- GIVEN TASK -
Below are some records. Pull every line that contains the word "this".

=== TASK DATA ===

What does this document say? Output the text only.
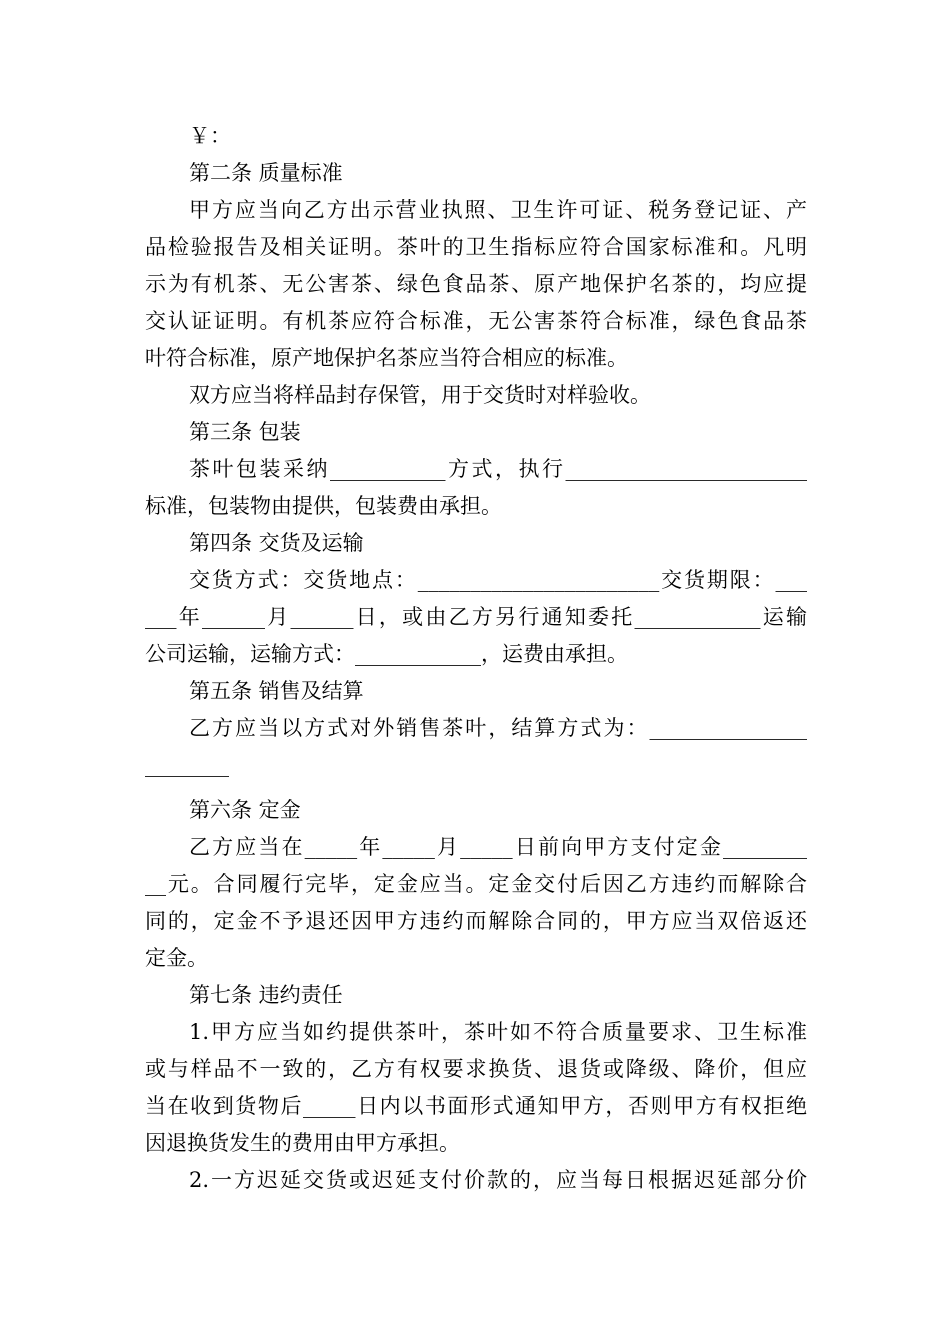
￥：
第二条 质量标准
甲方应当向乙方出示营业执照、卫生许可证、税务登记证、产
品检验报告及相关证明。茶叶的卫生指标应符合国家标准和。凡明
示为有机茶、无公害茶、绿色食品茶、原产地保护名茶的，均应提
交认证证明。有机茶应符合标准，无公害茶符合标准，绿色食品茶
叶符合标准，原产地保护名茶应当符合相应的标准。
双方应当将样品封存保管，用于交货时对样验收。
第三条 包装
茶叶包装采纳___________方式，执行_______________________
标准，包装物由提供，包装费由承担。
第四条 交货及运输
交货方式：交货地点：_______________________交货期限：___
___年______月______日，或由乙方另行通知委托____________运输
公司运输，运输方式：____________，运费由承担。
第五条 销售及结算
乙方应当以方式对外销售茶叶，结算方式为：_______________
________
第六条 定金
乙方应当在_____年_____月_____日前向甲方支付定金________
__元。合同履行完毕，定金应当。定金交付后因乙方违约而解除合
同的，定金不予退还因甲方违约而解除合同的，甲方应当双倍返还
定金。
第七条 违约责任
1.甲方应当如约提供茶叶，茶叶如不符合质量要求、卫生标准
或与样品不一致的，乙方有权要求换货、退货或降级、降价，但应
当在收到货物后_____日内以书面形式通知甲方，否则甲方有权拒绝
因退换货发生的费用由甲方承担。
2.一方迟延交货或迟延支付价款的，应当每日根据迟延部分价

===
=== TASK DATA ===

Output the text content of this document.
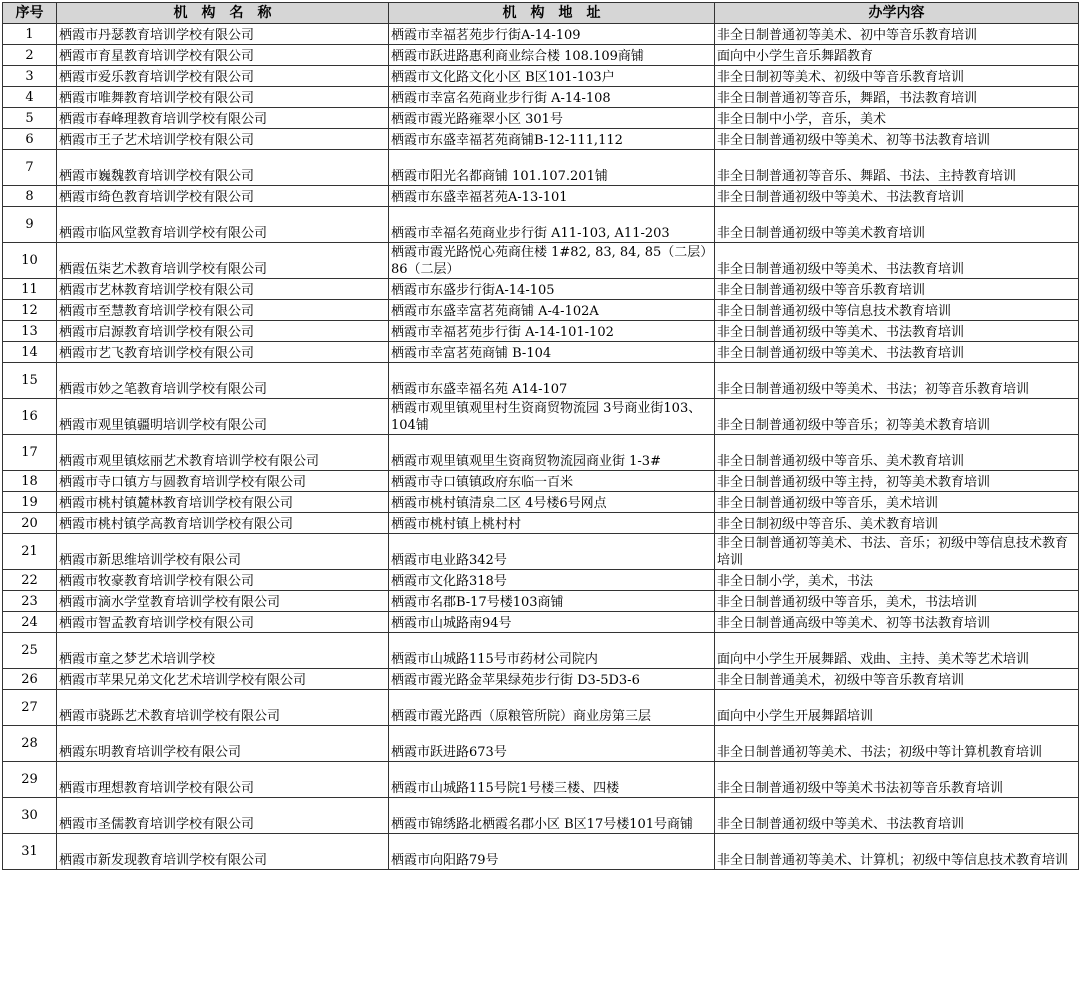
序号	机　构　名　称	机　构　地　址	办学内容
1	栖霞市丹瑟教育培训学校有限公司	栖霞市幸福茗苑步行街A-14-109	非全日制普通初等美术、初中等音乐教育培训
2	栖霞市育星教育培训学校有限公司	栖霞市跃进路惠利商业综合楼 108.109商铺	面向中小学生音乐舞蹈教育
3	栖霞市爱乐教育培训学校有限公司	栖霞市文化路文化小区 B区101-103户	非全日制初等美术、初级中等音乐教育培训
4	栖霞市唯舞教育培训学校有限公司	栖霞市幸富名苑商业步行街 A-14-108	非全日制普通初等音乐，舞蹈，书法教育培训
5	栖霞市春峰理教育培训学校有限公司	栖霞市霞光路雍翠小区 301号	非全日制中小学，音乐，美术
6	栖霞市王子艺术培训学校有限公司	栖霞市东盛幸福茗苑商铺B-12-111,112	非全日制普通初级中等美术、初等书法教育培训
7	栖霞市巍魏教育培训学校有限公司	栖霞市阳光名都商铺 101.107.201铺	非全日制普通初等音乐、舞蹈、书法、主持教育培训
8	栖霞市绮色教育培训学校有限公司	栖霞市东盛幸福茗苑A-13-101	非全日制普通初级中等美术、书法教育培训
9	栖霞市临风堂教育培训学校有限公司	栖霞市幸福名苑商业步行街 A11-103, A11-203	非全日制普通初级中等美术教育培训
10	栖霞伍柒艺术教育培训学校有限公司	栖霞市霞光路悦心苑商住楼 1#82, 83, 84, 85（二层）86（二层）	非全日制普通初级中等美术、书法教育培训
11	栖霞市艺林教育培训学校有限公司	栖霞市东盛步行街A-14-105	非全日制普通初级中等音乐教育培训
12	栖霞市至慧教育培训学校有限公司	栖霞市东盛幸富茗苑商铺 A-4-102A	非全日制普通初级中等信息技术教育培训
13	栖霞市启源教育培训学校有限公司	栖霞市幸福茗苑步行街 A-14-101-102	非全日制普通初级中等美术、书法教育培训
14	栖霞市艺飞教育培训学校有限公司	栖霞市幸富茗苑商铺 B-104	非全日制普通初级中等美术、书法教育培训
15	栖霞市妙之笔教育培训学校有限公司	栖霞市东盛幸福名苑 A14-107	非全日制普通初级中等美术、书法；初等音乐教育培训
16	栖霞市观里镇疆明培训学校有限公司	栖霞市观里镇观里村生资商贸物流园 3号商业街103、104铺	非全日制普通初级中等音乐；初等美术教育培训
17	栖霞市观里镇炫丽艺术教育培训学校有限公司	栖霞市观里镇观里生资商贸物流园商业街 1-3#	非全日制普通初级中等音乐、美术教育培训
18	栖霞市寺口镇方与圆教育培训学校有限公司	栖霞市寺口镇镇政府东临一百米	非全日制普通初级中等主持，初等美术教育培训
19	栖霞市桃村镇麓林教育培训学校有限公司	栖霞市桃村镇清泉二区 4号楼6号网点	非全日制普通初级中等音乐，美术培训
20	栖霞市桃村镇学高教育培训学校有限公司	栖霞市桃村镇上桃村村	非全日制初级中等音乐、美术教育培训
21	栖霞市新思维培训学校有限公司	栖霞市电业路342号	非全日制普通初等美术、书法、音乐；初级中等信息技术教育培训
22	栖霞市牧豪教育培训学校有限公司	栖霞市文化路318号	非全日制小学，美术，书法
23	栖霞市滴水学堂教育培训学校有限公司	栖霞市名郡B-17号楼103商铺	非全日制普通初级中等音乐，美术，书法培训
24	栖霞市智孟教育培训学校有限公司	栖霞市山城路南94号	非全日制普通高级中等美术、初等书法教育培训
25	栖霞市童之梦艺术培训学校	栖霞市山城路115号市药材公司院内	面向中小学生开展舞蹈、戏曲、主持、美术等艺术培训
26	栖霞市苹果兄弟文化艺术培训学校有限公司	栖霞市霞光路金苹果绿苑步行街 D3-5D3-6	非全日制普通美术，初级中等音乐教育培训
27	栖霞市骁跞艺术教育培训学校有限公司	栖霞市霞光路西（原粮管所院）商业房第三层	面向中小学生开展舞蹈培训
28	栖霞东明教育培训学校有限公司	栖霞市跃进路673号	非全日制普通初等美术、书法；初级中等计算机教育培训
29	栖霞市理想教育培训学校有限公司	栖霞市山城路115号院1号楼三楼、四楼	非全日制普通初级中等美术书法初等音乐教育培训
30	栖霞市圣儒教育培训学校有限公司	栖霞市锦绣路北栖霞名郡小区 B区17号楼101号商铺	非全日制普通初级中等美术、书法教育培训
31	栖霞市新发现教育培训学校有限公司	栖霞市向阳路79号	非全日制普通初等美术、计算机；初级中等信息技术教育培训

===

- SOLVED EXERCISE -
What does this document say? Output the text only.
Output the text content of this document.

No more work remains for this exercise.